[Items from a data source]
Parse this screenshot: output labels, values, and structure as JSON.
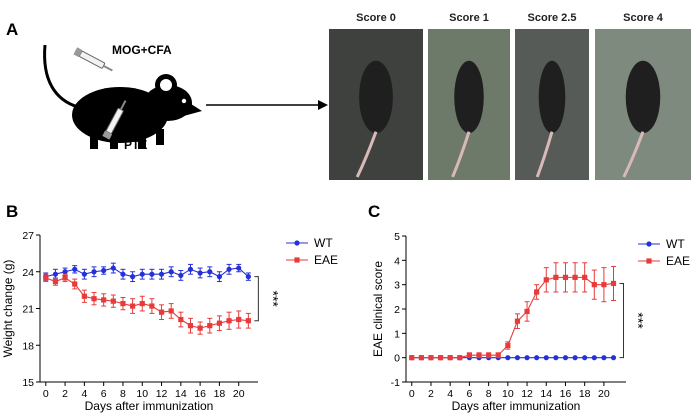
{
  "panels": {
    "a": "A",
    "b": "B",
    "c": "C"
  },
  "schematic": {
    "injection_top": "MOG+CFA",
    "injection_bottom": "PTX",
    "mouse_icon": "mouse-silhouette-icon",
    "syringe_icon": "syringe-icon",
    "arrow_icon": "right-arrow-icon"
  },
  "photos": [
    {
      "label": "Score 0",
      "bg": "#3f413e"
    },
    {
      "label": "Score 1",
      "bg": "#6d7a6a"
    },
    {
      "label": "Score 2.5",
      "bg": "#575b57"
    },
    {
      "label": "Score 4",
      "bg": "#7f8a7f"
    }
  ],
  "chart_data": [
    {
      "id": "weight",
      "type": "line",
      "xlabel": "Days after immunization",
      "ylabel": "Weight change (g)",
      "x": [
        0,
        1,
        2,
        3,
        4,
        5,
        6,
        7,
        8,
        9,
        10,
        11,
        12,
        13,
        14,
        15,
        16,
        17,
        18,
        19,
        20,
        21
      ],
      "xticks": [
        0,
        2,
        4,
        6,
        8,
        10,
        12,
        14,
        16,
        18,
        20
      ],
      "ylim": [
        15,
        27
      ],
      "yticks": [
        15,
        18,
        21,
        24,
        27
      ],
      "series": [
        {
          "name": "WT",
          "color": "#2430d8",
          "marker": "circle",
          "values": [
            23.6,
            23.8,
            24.0,
            24.2,
            23.8,
            24.0,
            24.1,
            24.3,
            23.8,
            23.6,
            23.8,
            23.8,
            23.8,
            24.0,
            23.7,
            24.2,
            23.9,
            24.0,
            23.6,
            24.2,
            24.3,
            23.6
          ],
          "errors": [
            0.3,
            0.4,
            0.3,
            0.3,
            0.4,
            0.4,
            0.3,
            0.4,
            0.4,
            0.4,
            0.4,
            0.4,
            0.4,
            0.4,
            0.4,
            0.4,
            0.4,
            0.4,
            0.4,
            0.4,
            0.3,
            0.3
          ]
        },
        {
          "name": "EAE",
          "color": "#e83a3a",
          "marker": "square",
          "values": [
            23.5,
            23.2,
            23.5,
            23.0,
            22.0,
            21.8,
            21.7,
            21.6,
            21.4,
            21.2,
            21.4,
            21.2,
            20.7,
            20.8,
            20.1,
            19.6,
            19.4,
            19.6,
            19.8,
            20.0,
            20.1,
            20.0
          ],
          "errors": [
            0.3,
            0.3,
            0.3,
            0.4,
            0.5,
            0.5,
            0.5,
            0.5,
            0.5,
            0.6,
            0.6,
            0.6,
            0.6,
            0.6,
            0.6,
            0.6,
            0.5,
            0.6,
            0.6,
            0.7,
            0.7,
            0.6
          ]
        }
      ],
      "legend": [
        "WT",
        "EAE"
      ],
      "significance": "***"
    },
    {
      "id": "score",
      "type": "line",
      "xlabel": "Days after immunization",
      "ylabel": "EAE clinical score",
      "x": [
        0,
        1,
        2,
        3,
        4,
        5,
        6,
        7,
        8,
        9,
        10,
        11,
        12,
        13,
        14,
        15,
        16,
        17,
        18,
        19,
        20,
        21
      ],
      "xticks": [
        0,
        2,
        4,
        6,
        8,
        10,
        12,
        14,
        16,
        18,
        20
      ],
      "ylim": [
        -1,
        5
      ],
      "yticks": [
        -1,
        0,
        1,
        2,
        3,
        4,
        5
      ],
      "series": [
        {
          "name": "WT",
          "color": "#2430d8",
          "marker": "circle",
          "values": [
            0,
            0,
            0,
            0,
            0,
            0,
            0,
            0,
            0,
            0,
            0,
            0,
            0,
            0,
            0,
            0,
            0,
            0,
            0,
            0,
            0,
            0
          ],
          "errors": [
            0,
            0,
            0,
            0,
            0,
            0,
            0,
            0,
            0,
            0,
            0,
            0,
            0,
            0,
            0,
            0,
            0,
            0,
            0,
            0,
            0,
            0
          ]
        },
        {
          "name": "EAE",
          "color": "#e83a3a",
          "marker": "square",
          "values": [
            0,
            0,
            0,
            0,
            0,
            0,
            0.1,
            0.1,
            0.1,
            0.1,
            0.5,
            1.5,
            1.9,
            2.7,
            3.2,
            3.3,
            3.3,
            3.3,
            3.3,
            3.0,
            3.0,
            3.05
          ],
          "errors": [
            0,
            0,
            0,
            0,
            0,
            0,
            0.1,
            0.1,
            0.1,
            0.1,
            0.15,
            0.3,
            0.4,
            0.3,
            0.5,
            0.6,
            0.6,
            0.6,
            0.6,
            0.6,
            0.7,
            0.7
          ]
        }
      ],
      "legend": [
        "WT",
        "EAE"
      ],
      "significance": "***"
    }
  ]
}
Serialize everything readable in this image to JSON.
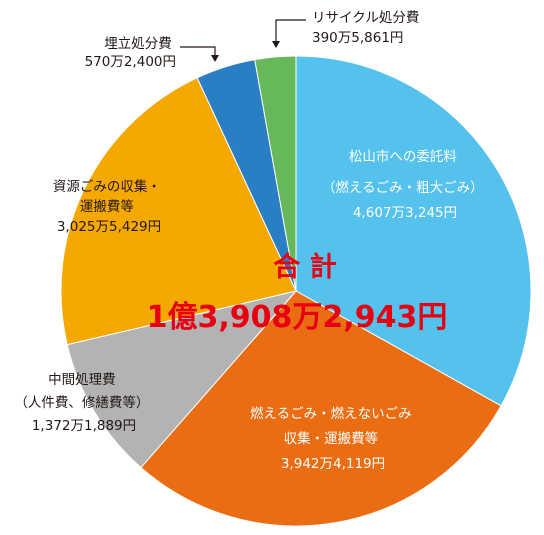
{
  "chart_data": {
    "type": "pie",
    "total": {
      "label": "合 計",
      "value_text": "1億3,908万2,943円",
      "value": 139082943
    },
    "slices": [
      {
        "label": [
          "松山市への委託料",
          "（燃えるごみ・粗大ごみ）"
        ],
        "value_text": "4,607万3,245円",
        "value": 46073245,
        "color": "#55c2ee"
      },
      {
        "label": [
          "燃えるごみ・燃えないごみ",
          "収集・運搬費等"
        ],
        "value_text": "3,942万4,119円",
        "value": 39424119,
        "color": "#ea6d14"
      },
      {
        "label": [
          "中間処理費",
          "（人件費、修繕費等）"
        ],
        "value_text": "1,372万1,889円",
        "value": 13721889,
        "color": "#b3b3b3"
      },
      {
        "label": [
          "資源ごみの収集・",
          "運搬費等"
        ],
        "value_text": "3,025万5,429円",
        "value": 30255429,
        "color": "#f5a800"
      },
      {
        "label": [
          "埋立処分費"
        ],
        "value_text": "570万2,400円",
        "value": 5702400,
        "color": "#2a7ec3"
      },
      {
        "label": [
          "リサイクル処分費"
        ],
        "value_text": "390万5,861円",
        "value": 3905861,
        "color": "#66b85a"
      }
    ]
  }
}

■ **Exercise aim**
Retype the whole listing exactly and leave the pictures out.

■ **Response**
Parse this screenshot: output labels, values, and structure as JSON.
{
  "panels": {
    "a": "A",
    "b": "B",
    "c": "C"
  },
  "schematic": {
    "injection_top": "MOG+CFA",
    "injection_bottom": "PTX",
    "mouse_icon": "mouse-silhouette-icon",
    "syringe_icon": "syringe-icon",
    "arrow_icon": "right-arrow-icon"
  },
  "photos": [
    {
      "label": "Score 0",
      "bg": "#3f413e"
    },
    {
      "label": "Score 1",
      "bg": "#6d7a6a"
    },
    {
      "label": "Score 2.5",
      "bg": "#575b57"
    },
    {
      "label": "Score 4",
      "bg": "#7f8a7f"
    }
  ],
  "chart_data": [
    {
      "id": "weight",
      "type": "line",
      "xlabel": "Days after immunization",
      "ylabel": "Weight change (g)",
      "x": [
        0,
        1,
        2,
        3,
        4,
        5,
        6,
        7,
        8,
        9,
        10,
        11,
        12,
        13,
        14,
        15,
        16,
        17,
        18,
        19,
        20,
        21
      ],
      "xticks": [
        0,
        2,
        4,
        6,
        8,
        10,
        12,
        14,
        16,
        18,
        20
      ],
      "ylim": [
        15,
        27
      ],
      "yticks": [
        15,
        18,
        21,
        24,
        27
      ],
      "series": [
        {
          "name": "WT",
          "color": "#2430d8",
          "marker": "circle",
          "values": [
            23.6,
            23.8,
            24.0,
            24.2,
            23.8,
            24.0,
            24.1,
            24.3,
            23.8,
            23.6,
            23.8,
            23.8,
            23.8,
            24.0,
            23.7,
            24.2,
            23.9,
            24.0,
            23.6,
            24.2,
            24.3,
            23.6
          ],
          "errors": [
            0.3,
            0.4,
            0.3,
            0.3,
            0.4,
            0.4,
            0.3,
            0.4,
            0.4,
            0.4,
            0.4,
            0.4,
            0.4,
            0.4,
            0.4,
            0.4,
            0.4,
            0.4,
            0.4,
            0.4,
            0.3,
            0.3
          ]
        },
        {
          "name": "EAE",
          "color": "#e83a3a",
          "marker": "square",
          "values": [
            23.5,
            23.2,
            23.5,
            23.0,
            22.0,
            21.8,
            21.7,
            21.6,
            21.4,
            21.2,
            21.4,
            21.2,
            20.7,
            20.8,
            20.1,
            19.6,
            19.4,
            19.6,
            19.8,
            20.0,
            20.1,
            20.0
          ],
          "errors": [
            0.3,
            0.3,
            0.3,
            0.4,
            0.5,
            0.5,
            0.5,
            0.5,
            0.5,
            0.6,
            0.6,
            0.6,
            0.6,
            0.6,
            0.6,
            0.6,
            0.5,
            0.6,
            0.6,
            0.7,
            0.7,
            0.6
          ]
        }
      ],
      "legend": [
        "WT",
        "EAE"
      ],
      "significance": "***"
    },
    {
      "id": "score",
      "type": "line",
      "xlabel": "Days after immunization",
      "ylabel": "EAE clinical score",
      "x": [
        0,
        1,
        2,
        3,
        4,
        5,
        6,
        7,
        8,
        9,
        10,
        11,
        12,
        13,
        14,
        15,
        16,
        17,
        18,
        19,
        20,
        21
      ],
      "xticks": [
        0,
        2,
        4,
        6,
        8,
        10,
        12,
        14,
        16,
        18,
        20
      ],
      "ylim": [
        -1,
        5
      ],
      "yticks": [
        -1,
        0,
        1,
        2,
        3,
        4,
        5
      ],
      "series": [
        {
          "name": "WT",
          "color": "#2430d8",
          "marker": "circle",
          "values": [
            0,
            0,
            0,
            0,
            0,
            0,
            0,
            0,
            0,
            0,
            0,
            0,
            0,
            0,
            0,
            0,
            0,
            0,
            0,
            0,
            0,
            0
          ],
          "errors": [
            0,
            0,
            0,
            0,
            0,
            0,
            0,
            0,
            0,
            0,
            0,
            0,
            0,
            0,
            0,
            0,
            0,
            0,
            0,
            0,
            0,
            0
          ]
        },
        {
          "name": "EAE",
          "color": "#e83a3a",
          "marker": "square",
          "values": [
            0,
            0,
            0,
            0,
            0,
            0,
            0.1,
            0.1,
            0.1,
            0.1,
            0.5,
            1.5,
            1.9,
            2.7,
            3.2,
            3.3,
            3.3,
            3.3,
            3.3,
            3.0,
            3.0,
            3.05
          ],
          "errors": [
            0,
            0,
            0,
            0,
            0,
            0,
            0.1,
            0.1,
            0.1,
            0.1,
            0.15,
            0.3,
            0.4,
            0.3,
            0.5,
            0.6,
            0.6,
            0.6,
            0.6,
            0.6,
            0.7,
            0.7
          ]
        }
      ],
      "legend": [
        "WT",
        "EAE"
      ],
      "significance": "***"
    }
  ]
}
Serialize everything readable in this image to JSON.
{
  "chart_data": {
    "type": "pie",
    "total": {
      "label": "合 計",
      "value_text": "1億3,908万2,943円",
      "value": 139082943
    },
    "slices": [
      {
        "label": [
          "松山市への委託料",
          "（燃えるごみ・粗大ごみ）"
        ],
        "value_text": "4,607万3,245円",
        "value": 46073245,
        "color": "#55c2ee"
      },
      {
        "label": [
          "燃えるごみ・燃えないごみ",
          "収集・運搬費等"
        ],
        "value_text": "3,942万4,119円",
        "value": 39424119,
        "color": "#ea6d14"
      },
      {
        "label": [
          "中間処理費",
          "（人件費、修繕費等）"
        ],
        "value_text": "1,372万1,889円",
        "value": 13721889,
        "color": "#b3b3b3"
      },
      {
        "label": [
          "資源ごみの収集・",
          "運搬費等"
        ],
        "value_text": "3,025万5,429円",
        "value": 30255429,
        "color": "#f5a800"
      },
      {
        "label": [
          "埋立処分費"
        ],
        "value_text": "570万2,400円",
        "value": 5702400,
        "color": "#2a7ec3"
      },
      {
        "label": [
          "リサイクル処分費"
        ],
        "value_text": "390万5,861円",
        "value": 3905861,
        "color": "#66b85a"
      }
    ]
  }
}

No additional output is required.